Problem statement:
Transcribe each record below word for word.

[start Material for this task]

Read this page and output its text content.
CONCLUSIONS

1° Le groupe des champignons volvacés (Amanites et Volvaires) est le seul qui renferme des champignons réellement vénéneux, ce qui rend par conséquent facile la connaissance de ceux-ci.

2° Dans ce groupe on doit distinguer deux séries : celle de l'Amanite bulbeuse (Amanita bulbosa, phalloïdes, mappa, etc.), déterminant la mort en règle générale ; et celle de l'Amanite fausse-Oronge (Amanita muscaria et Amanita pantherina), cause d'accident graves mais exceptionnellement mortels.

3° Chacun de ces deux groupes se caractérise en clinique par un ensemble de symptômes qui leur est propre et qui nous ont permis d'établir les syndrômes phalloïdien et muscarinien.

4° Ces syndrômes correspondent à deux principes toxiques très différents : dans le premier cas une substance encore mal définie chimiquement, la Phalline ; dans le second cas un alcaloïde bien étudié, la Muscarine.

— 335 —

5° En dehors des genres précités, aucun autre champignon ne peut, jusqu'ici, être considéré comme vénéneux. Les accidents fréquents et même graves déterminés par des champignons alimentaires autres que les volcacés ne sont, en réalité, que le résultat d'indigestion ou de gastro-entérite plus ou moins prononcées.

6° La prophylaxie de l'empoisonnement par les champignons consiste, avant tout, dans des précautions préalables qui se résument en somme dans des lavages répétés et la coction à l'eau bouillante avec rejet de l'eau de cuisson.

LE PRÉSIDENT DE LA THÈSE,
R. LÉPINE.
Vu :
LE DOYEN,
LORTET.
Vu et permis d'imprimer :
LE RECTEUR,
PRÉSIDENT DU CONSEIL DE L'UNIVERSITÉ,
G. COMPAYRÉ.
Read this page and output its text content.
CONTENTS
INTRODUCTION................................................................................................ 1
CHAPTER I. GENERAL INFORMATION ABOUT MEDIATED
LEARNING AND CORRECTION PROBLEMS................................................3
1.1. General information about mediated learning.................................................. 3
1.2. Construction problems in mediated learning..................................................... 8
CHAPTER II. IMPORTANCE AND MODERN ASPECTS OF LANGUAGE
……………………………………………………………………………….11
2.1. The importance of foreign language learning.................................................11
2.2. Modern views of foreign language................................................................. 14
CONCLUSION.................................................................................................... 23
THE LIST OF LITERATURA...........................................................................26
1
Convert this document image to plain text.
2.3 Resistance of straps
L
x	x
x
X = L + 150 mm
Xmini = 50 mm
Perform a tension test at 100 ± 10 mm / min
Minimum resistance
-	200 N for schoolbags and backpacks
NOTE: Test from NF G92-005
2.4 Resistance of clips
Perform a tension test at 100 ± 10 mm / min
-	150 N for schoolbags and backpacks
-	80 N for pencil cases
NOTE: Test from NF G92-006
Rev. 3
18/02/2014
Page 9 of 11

[end Material for this task]

Answer to the problem:
Read this page and output its text content.
CONCLUSIONS

1° Le groupe des champignons volvacés (Amanites et Volvaires) est le seul qui renferme des champignons réellement vénéneux, ce qui rend par conséquent facile la connaissance de ceux-ci.

2° Dans ce groupe on doit distinguer deux séries : celle de l'Amanite bulbeuse (Amanita bulbosa, phalloïdes, mappa, etc.), déterminant la mort en règle générale ; et celle de l'Amanite fausse-Oronge (Amanita muscaria et Amanita pantherina), cause d'accident graves mais exceptionnellement mortels.

3° Chacun de ces deux groupes se caractérise en clinique par un ensemble de symptômes qui leur est propre et qui nous ont permis d'établir les syndrômes phalloïdien et muscarinien.

4° Ces syndrômes correspondent à deux principes toxiques très différents : dans le premier cas une substance encore mal définie chimiquement, la Phalline ; dans le second cas un alcaloïde bien étudié, la Muscarine.

— 335 —

5° En dehors des genres précités, aucun autre champignon ne peut, jusqu'ici, être considéré comme vénéneux. Les accidents fréquents et même graves déterminés par des champignons alimentaires autres que les volcacés ne sont, en réalité, que le résultat d'indigestion ou de gastro-entérite plus ou moins prononcées.

6° La prophylaxie de l'empoisonnement par les champignons consiste, avant tout, dans des précautions préalables qui se résument en somme dans des lavages répétés et la coction à l'eau bouillante avec rejet de l'eau de cuisson.

LE PRÉSIDENT DE LA THÈSE,
R. LÉPINE.
Vu :
LE DOYEN,
LORTET.
Vu et permis d'imprimer :
LE RECTEUR,
PRÉSIDENT DU CONSEIL DE L'UNIVERSITÉ,
G. COMPAYRÉ.
Read this page and output its text content.
CONTENTS
INTRODUCTION................................................................................................ 1
CHAPTER I. GENERAL INFORMATION ABOUT MEDIATED
LEARNING AND CORRECTION PROBLEMS................................................3
1.1. General information about mediated learning.................................................. 3
1.2. Construction problems in mediated learning..................................................... 8
CHAPTER II. IMPORTANCE AND MODERN ASPECTS OF LANGUAGE
……………………………………………………………………………….11
2.1. The importance of foreign language learning.................................................11
2.2. Modern views of foreign language................................................................. 14
CONCLUSION.................................................................................................... 23
THE LIST OF LITERATURA...........................................................................26
1
Convert this document image to plain text.
2.3 Resistance of straps
L
x	x
x
X = L + 150 mm
Xmini = 50 mm
Perform a tension test at 100 ± 10 mm / min
Minimum resistance
-	200 N for schoolbags and backpacks
NOTE: Test from NF G92-005
2.4 Resistance of clips
Perform a tension test at 100 ± 10 mm / min
-	150 N for schoolbags and backpacks
-	80 N for pencil cases
NOTE: Test from NF G92-006
Rev. 3
18/02/2014
Page 9 of 11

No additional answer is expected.